**Set exercise:** Write out the material exactly, without any of its pictures.

(Raw records)
-=-=-=-=-
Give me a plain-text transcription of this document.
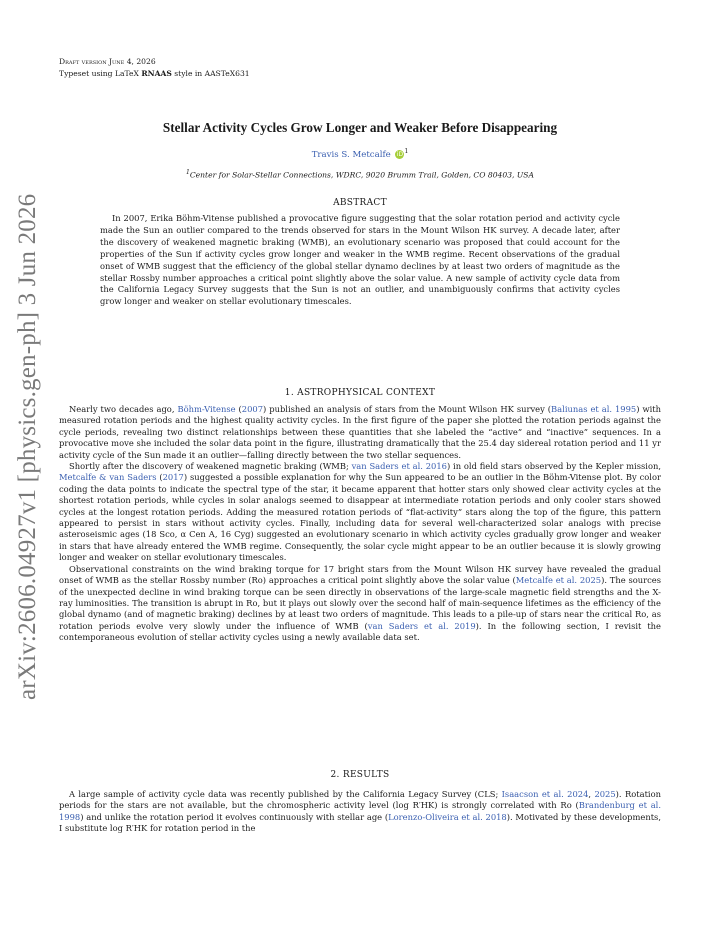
arXiv:2606.04927v1 [physics.gen-ph] 3 Jun 2026
Draft version June 4, 2026
Typeset using LaTeX RNAAS style in AASTeX631
Stellar Activity Cycles Grow Longer and Weaker Before Disappearing
Travis S. Metcalfe $iD^1$
$^1$Center for Solar-Stellar Connections, WDRC, 9020 Brumm Trail, Golden, CO 80403, USA
ABSTRACT

In 2007, Erika Böhm-Vitense published a provocative figure suggesting that the solar rotation period and activity cycle made the Sun an outlier compared to the trends observed for stars in the Mount Wilson HK survey. A decade later, after the discovery of weakened magnetic braking (WMB), an evolutionary scenario was proposed that could account for the properties of the Sun if activity cycles grow longer and weaker in the WMB regime. Recent observations of the gradual onset of WMB suggest that the efficiency of the global stellar dynamo declines by at least two orders of magnitude as the stellar Rossby number approaches a critical point slightly above the solar value. A new sample of activity cycle data from the California Legacy Survey suggests that the Sun is not an outlier, and unambiguously confirms that activity cycles grow longer and weaker on stellar evolutionary timescales.

1. ASTROPHYSICAL CONTEXT

Nearly two decades ago, Böhm-Vitense (2007) published an analysis of stars from the Mount Wilson HK survey (Baliunas et al. 1995) with measured rotation periods and the highest quality activity cycles. In the first figure of the paper she plotted the rotation periods against the cycle periods, revealing two distinct relationships between these quantities that she labeled the “active” and “inactive” sequences. In a provocative move she included the solar data point in the figure, illustrating dramatically that the 25.4 day sidereal rotation period and 11 yr activity cycle of the Sun made it an outlier—falling directly between the two stellar sequences.

Shortly after the discovery of weakened magnetic braking (WMB; van Saders et al. 2016) in old field stars observed by the Kepler mission, Metcalfe & van Saders (2017) suggested a possible explanation for why the Sun appeared to be an outlier in the Böhm-Vitense plot. By color coding the data points to indicate the spectral type of the star, it became apparent that hotter stars only showed clear activity cycles at the shortest rotation periods, while cycles in solar analogs seemed to disappear at intermediate rotation periods and only cooler stars showed cycles at the longest rotation periods. Adding the measured rotation periods of “flat-activity” stars along the top of the figure, this pattern appeared to persist in stars without activity cycles. Finally, including data for several well-characterized solar analogs with precise asteroseismic ages (18 Sco, α Cen A, 16 Cyg) suggested an evolutionary scenario in which activity cycles gradually grow longer and weaker in stars that have already entered the WMB regime. Consequently, the solar cycle might appear to be an outlier because it is slowly growing longer and weaker on stellar evolutionary timescales.

Observational constraints on the wind braking torque for 17 bright stars from the Mount Wilson HK survey have revealed the gradual onset of WMB as the stellar Rossby number (Ro) approaches a critical point slightly above the solar value (Metcalfe et al. 2025). The sources of the unexpected decline in wind braking torque can be seen directly in observations of the large-scale magnetic field strengths and the X-ray luminosities. The transition is abrupt in Ro, but it plays out slowly over the second half of main-sequence lifetimes as the efficiency of the global dynamo (and of magnetic braking) declines by at least two orders of magnitude. This leads to a pile-up of stars near the critical Ro, as rotation periods evolve very slowly under the influence of WMB (van Saders et al. 2019). In the following section, I revisit the contemporaneous evolution of stellar activity cycles using a newly available data set.

2. RESULTS

A large sample of activity cycle data was recently published by the California Legacy Survey (CLS; Isaacson et al. 2024, 2025). Rotation periods for the stars are not available, but the chromospheric activity level (log R′HK) is strongly correlated with Ro (Brandenburg et al. 1998) and unlike the rotation period it evolves continuously with stellar age (Lorenzo-Oliveira et al. 2018). Motivated by these developments, I substitute log R′HK for rotation period in the
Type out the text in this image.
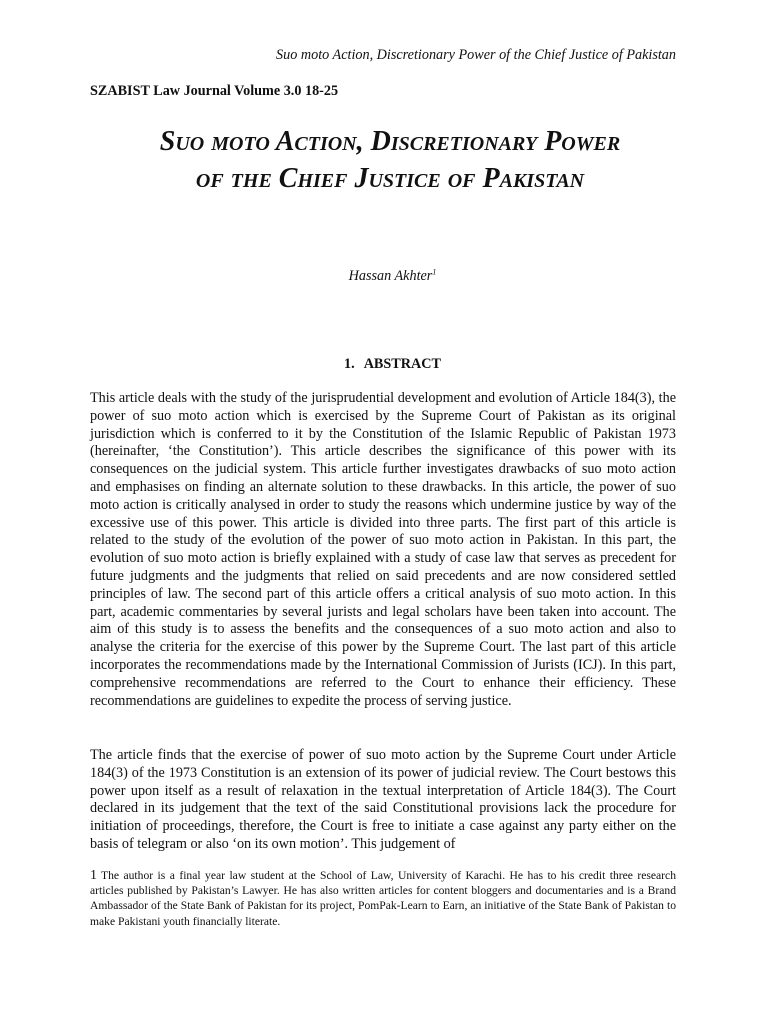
Suo moto Action, Discretionary Power of the Chief Justice of Pakistan
SZABIST Law Journal Volume 3.0 18-25
Suo moto Action, Discretionary Power of the Chief Justice of Pakistan
Hassan Akhter$^1$
1. ABSTRACT

This article deals with the study of the jurisprudential development and evolution of Article 184(3), the power of suo moto action which is exercised by the Supreme Court of Pakistan as its original jurisdiction which is conferred to it by the Constitution of the Islamic Republic of Pakistan 1973 (hereinafter, ‘the Constitution’). This article describes the significance of this power with its consequences on the judicial system. This article further investigates drawbacks of suo moto action and emphasises on finding an alternate solution to these drawbacks. In this article, the power of suo moto action is critically analysed in order to study the reasons which undermine justice by way of the excessive use of this power. This article is divided into three parts. The first part of this article is related to the study of the evolution of the power of suo moto action in Pakistan. In this part, the evolution of suo moto action is briefly explained with a study of case law that serves as precedent for future judgments and the judgments that relied on said precedents and are now considered settled principles of law. The second part of this article offers a critical analysis of suo moto action. In this part, academic commentaries by several jurists and legal scholars have been taken into account. The aim of this study is to assess the benefits and the consequences of a suo moto action and also to analyse the criteria for the exercise of this power by the Supreme Court. The last part of this article incorporates the recommendations made by the International Commission of Jurists (ICJ). In this part, comprehensive recommendations are referred to the Court to enhance their efficiency. These recommendations are guidelines to expedite the process of serving justice.

The article finds that the exercise of power of suo moto action by the Supreme Court under Article 184(3) of the 1973 Constitution is an extension of its power of judicial review. The Court bestows this power upon itself as a result of relaxation in the textual interpretation of Article 184(3). The Court declared in its judgement that the text of the said Constitutional provisions lack the procedure for initiation of proceedings, therefore, the Court is free to initiate a case against any party either on the basis of telegram or also ‘on its own motion’. This judgement of

1 The author is a final year law student at the School of Law, University of Karachi. He has to his credit three research articles published by Pakistan’s Lawyer. He has also written articles for content bloggers and documentaries and is a Brand Ambassador of the State Bank of Pakistan for its project, PomPak-Learn to Earn, an initiative of the State Bank of Pakistan to make Pakistani youth financially literate.
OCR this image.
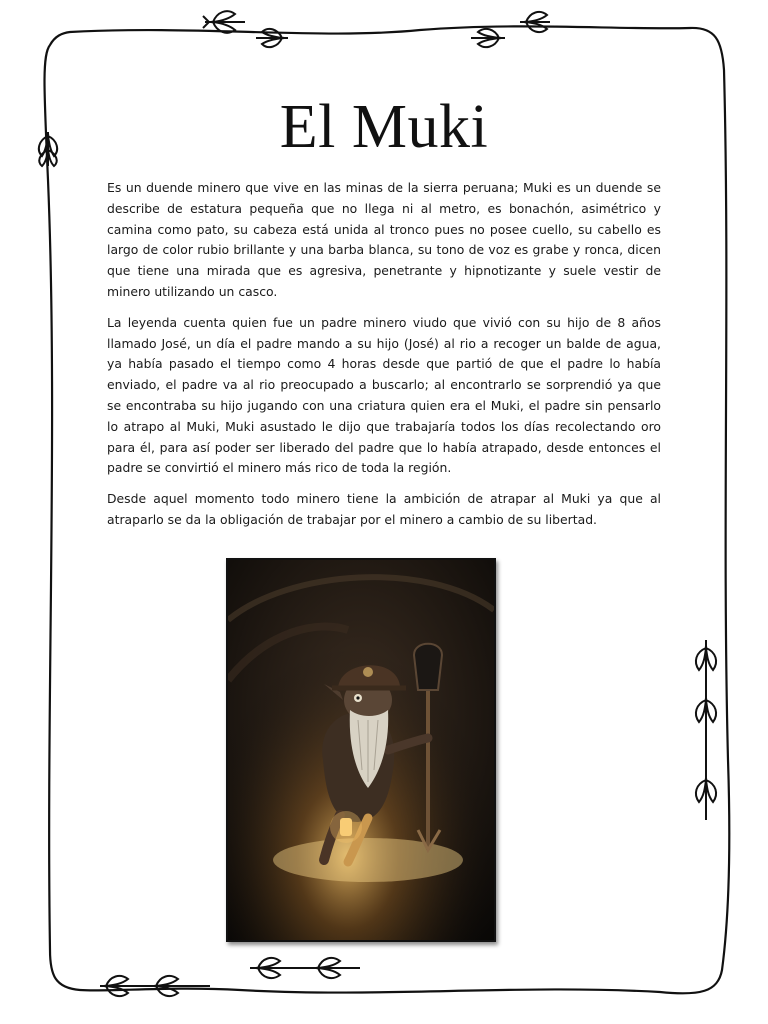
El Muki

Es un duende minero que vive en las minas de la sierra peruana; Muki es un duende se describe de estatura pequeña que no llega ni al metro, es bonachón, asimétrico y camina como pato, su cabeza está unida al tronco pues no posee cuello, su cabello es largo de color rubio brillante y una barba blanca, su tono de voz es grabe y ronca, dicen que tiene una mirada que es agresiva, penetrante y hipnotizante y suele vestir de minero utilizando un casco.

La leyenda cuenta quien fue un padre minero viudo que vivió con su hijo de 8 años llamado José, un día el padre mando a su hijo (José) al rio a recoger un balde de agua, ya había pasado el tiempo como 4 horas desde que partió de que el padre lo había enviado, el padre va al rio preocupado a buscarlo; al encontrarlo se sorprendió ya que se encontraba su hijo jugando con una criatura quien era el Muki, el padre sin pensarlo lo atrapo al Muki, Muki asustado le dijo que trabajaría todos los días recolectando oro para él, para así poder ser liberado del padre que lo había atrapado, desde entonces el padre se convirtió el minero más rico de toda la región.

Desde aquel momento todo minero tiene la ambición de atrapar al Muki ya que al atraparlo se da la obligación de trabajar por el minero a cambio de su libertad.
-=-=-=-=-
**Answer to this exercise:**
Give me a plain-text transcription of this document.
arXiv:2606.04927v1 [physics.gen-ph] 3 Jun 2026
Draft version June 4, 2026
Typeset using LaTeX RNAAS style in AASTeX631
Stellar Activity Cycles Grow Longer and Weaker Before Disappearing
Travis S. Metcalfe $iD^1$
$^1$Center for Solar-Stellar Connections, WDRC, 9020 Brumm Trail, Golden, CO 80403, USA
ABSTRACT

In 2007, Erika Böhm-Vitense published a provocative figure suggesting that the solar rotation period and activity cycle made the Sun an outlier compared to the trends observed for stars in the Mount Wilson HK survey. A decade later, after the discovery of weakened magnetic braking (WMB), an evolutionary scenario was proposed that could account for the properties of the Sun if activity cycles grow longer and weaker in the WMB regime. Recent observations of the gradual onset of WMB suggest that the efficiency of the global stellar dynamo declines by at least two orders of magnitude as the stellar Rossby number approaches a critical point slightly above the solar value. A new sample of activity cycle data from the California Legacy Survey suggests that the Sun is not an outlier, and unambiguously confirms that activity cycles grow longer and weaker on stellar evolutionary timescales.

1. ASTROPHYSICAL CONTEXT

Nearly two decades ago, Böhm-Vitense (2007) published an analysis of stars from the Mount Wilson HK survey (Baliunas et al. 1995) with measured rotation periods and the highest quality activity cycles. In the first figure of the paper she plotted the rotation periods against the cycle periods, revealing two distinct relationships between these quantities that she labeled the “active” and “inactive” sequences. In a provocative move she included the solar data point in the figure, illustrating dramatically that the 25.4 day sidereal rotation period and 11 yr activity cycle of the Sun made it an outlier—falling directly between the two stellar sequences.

Shortly after the discovery of weakened magnetic braking (WMB; van Saders et al. 2016) in old field stars observed by the Kepler mission, Metcalfe & van Saders (2017) suggested a possible explanation for why the Sun appeared to be an outlier in the Böhm-Vitense plot. By color coding the data points to indicate the spectral type of the star, it became apparent that hotter stars only showed clear activity cycles at the shortest rotation periods, while cycles in solar analogs seemed to disappear at intermediate rotation periods and only cooler stars showed cycles at the longest rotation periods. Adding the measured rotation periods of “flat-activity” stars along the top of the figure, this pattern appeared to persist in stars without activity cycles. Finally, including data for several well-characterized solar analogs with precise asteroseismic ages (18 Sco, α Cen A, 16 Cyg) suggested an evolutionary scenario in which activity cycles gradually grow longer and weaker in stars that have already entered the WMB regime. Consequently, the solar cycle might appear to be an outlier because it is slowly growing longer and weaker on stellar evolutionary timescales.

Observational constraints on the wind braking torque for 17 bright stars from the Mount Wilson HK survey have revealed the gradual onset of WMB as the stellar Rossby number (Ro) approaches a critical point slightly above the solar value (Metcalfe et al. 2025). The sources of the unexpected decline in wind braking torque can be seen directly in observations of the large-scale magnetic field strengths and the X-ray luminosities. The transition is abrupt in Ro, but it plays out slowly over the second half of main-sequence lifetimes as the efficiency of the global dynamo (and of magnetic braking) declines by at least two orders of magnitude. This leads to a pile-up of stars near the critical Ro, as rotation periods evolve very slowly under the influence of WMB (van Saders et al. 2019). In the following section, I revisit the contemporaneous evolution of stellar activity cycles using a newly available data set.

2. RESULTS

A large sample of activity cycle data was recently published by the California Legacy Survey (CLS; Isaacson et al. 2024, 2025). Rotation periods for the stars are not available, but the chromospheric activity level (log R′HK) is strongly correlated with Ro (Brandenburg et al. 1998) and unlike the rotation period it evolves continuously with stellar age (Lorenzo-Oliveira et al. 2018). Motivated by these developments, I substitute log R′HK for rotation period in the
Type out the text in this image.
Suo moto Action, Discretionary Power of the Chief Justice of Pakistan
SZABIST Law Journal Volume 3.0 18-25
Suo moto Action, Discretionary Power of the Chief Justice of Pakistan
Hassan Akhter$^1$
1. ABSTRACT

This article deals with the study of the jurisprudential development and evolution of Article 184(3), the power of suo moto action which is exercised by the Supreme Court of Pakistan as its original jurisdiction which is conferred to it by the Constitution of the Islamic Republic of Pakistan 1973 (hereinafter, ‘the Constitution’). This article describes the significance of this power with its consequences on the judicial system. This article further investigates drawbacks of suo moto action and emphasises on finding an alternate solution to these drawbacks. In this article, the power of suo moto action is critically analysed in order to study the reasons which undermine justice by way of the excessive use of this power. This article is divided into three parts. The first part of this article is related to the study of the evolution of the power of suo moto action in Pakistan. In this part, the evolution of suo moto action is briefly explained with a study of case law that serves as precedent for future judgments and the judgments that relied on said precedents and are now considered settled principles of law. The second part of this article offers a critical analysis of suo moto action. In this part, academic commentaries by several jurists and legal scholars have been taken into account. The aim of this study is to assess the benefits and the consequences of a suo moto action and also to analyse the criteria for the exercise of this power by the Supreme Court. The last part of this article incorporates the recommendations made by the International Commission of Jurists (ICJ). In this part, comprehensive recommendations are referred to the Court to enhance their efficiency. These recommendations are guidelines to expedite the process of serving justice.

The article finds that the exercise of power of suo moto action by the Supreme Court under Article 184(3) of the 1973 Constitution is an extension of its power of judicial review. The Court bestows this power upon itself as a result of relaxation in the textual interpretation of Article 184(3). The Court declared in its judgement that the text of the said Constitutional provisions lack the procedure for initiation of proceedings, therefore, the Court is free to initiate a case against any party either on the basis of telegram or also ‘on its own motion’. This judgement of

1 The author is a final year law student at the School of Law, University of Karachi. He has to his credit three research articles published by Pakistan’s Lawyer. He has also written articles for content bloggers and documentaries and is a Brand Ambassador of the State Bank of Pakistan for its project, PomPak-Learn to Earn, an initiative of the State Bank of Pakistan to make Pakistani youth financially literate.
OCR this image.
El Muki

Es un duende minero que vive en las minas de la sierra peruana; Muki es un duende se describe de estatura pequeña que no llega ni al metro, es bonachón, asimétrico y camina como pato, su cabeza está unida al tronco pues no posee cuello, su cabello es largo de color rubio brillante y una barba blanca, su tono de voz es grabe y ronca, dicen que tiene una mirada que es agresiva, penetrante y hipnotizante y suele vestir de minero utilizando un casco.

La leyenda cuenta quien fue un padre minero viudo que vivió con su hijo de 8 años llamado José, un día el padre mando a su hijo (José) al rio a recoger un balde de agua, ya había pasado el tiempo como 4 horas desde que partió de que el padre lo había enviado, el padre va al rio preocupado a buscarlo; al encontrarlo se sorprendió ya que se encontraba su hijo jugando con una criatura quien era el Muki, el padre sin pensarlo lo atrapo al Muki, Muki asustado le dijo que trabajaría todos los días recolectando oro para él, para así poder ser liberado del padre que lo había atrapado, desde entonces el padre se convirtió el minero más rico de toda la región.

Desde aquel momento todo minero tiene la ambición de atrapar al Muki ya que al atraparlo se da la obligación de trabajar por el minero a cambio de su libertad.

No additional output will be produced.